→ **Aim**
From the listing below, extract each entry exactly as written, minus the images.

→ **Recorded data**
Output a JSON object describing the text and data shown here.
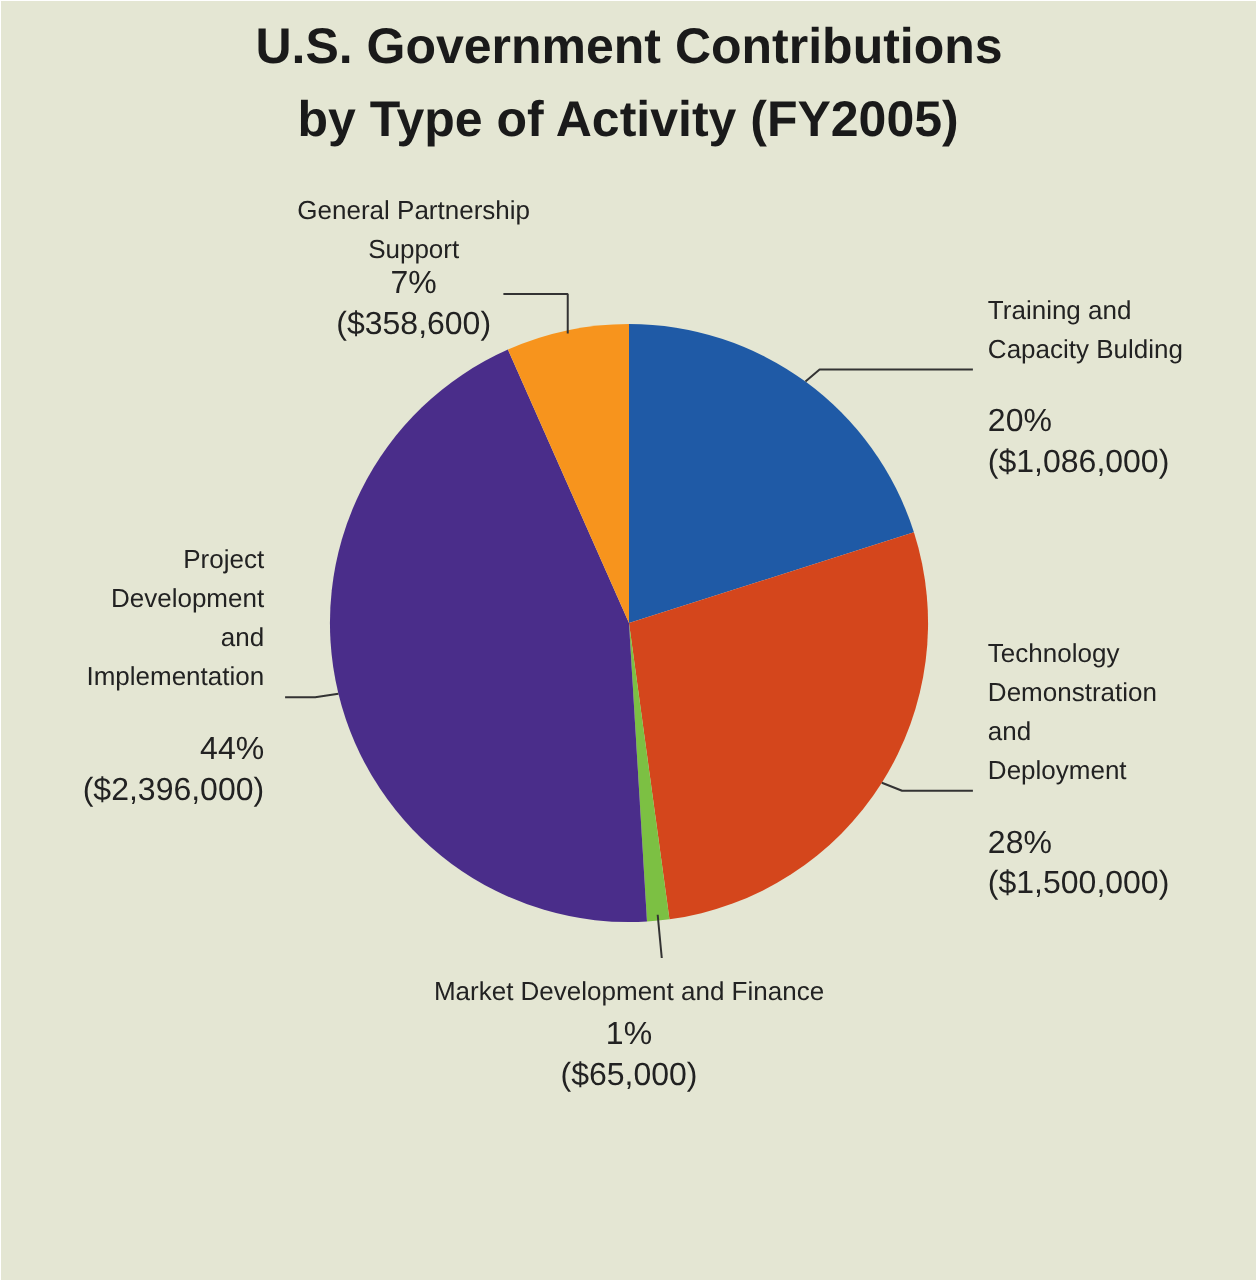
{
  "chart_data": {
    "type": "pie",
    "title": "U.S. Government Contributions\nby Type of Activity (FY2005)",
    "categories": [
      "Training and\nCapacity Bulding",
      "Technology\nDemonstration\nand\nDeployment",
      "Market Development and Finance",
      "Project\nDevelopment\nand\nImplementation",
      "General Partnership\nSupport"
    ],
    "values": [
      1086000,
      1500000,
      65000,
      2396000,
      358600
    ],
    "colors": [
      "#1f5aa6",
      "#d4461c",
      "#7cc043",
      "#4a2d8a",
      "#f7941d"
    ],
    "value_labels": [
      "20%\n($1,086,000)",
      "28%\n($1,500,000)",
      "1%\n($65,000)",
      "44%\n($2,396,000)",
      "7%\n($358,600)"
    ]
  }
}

→ **Task result**
Output a JSON object describing the text and data shown here.
{
  "chart_data": {
    "type": "pie",
    "title": "U.S. Government Contributions\nby Type of Activity (FY2005)",
    "categories": [
      "Training and\nCapacity Bulding",
      "Technology\nDemonstration\nand\nDeployment",
      "Market Development and Finance",
      "Project\nDevelopment\nand\nImplementation",
      "General Partnership\nSupport"
    ],
    "values": [
      1086000,
      1500000,
      65000,
      2396000,
      358600
    ],
    "colors": [
      "#1f5aa6",
      "#d4461c",
      "#7cc043",
      "#4a2d8a",
      "#f7941d"
    ],
    "value_labels": [
      "20%\n($1,086,000)",
      "28%\n($1,500,000)",
      "1%\n($65,000)",
      "44%\n($2,396,000)",
      "7%\n($358,600)"
    ]
  }
}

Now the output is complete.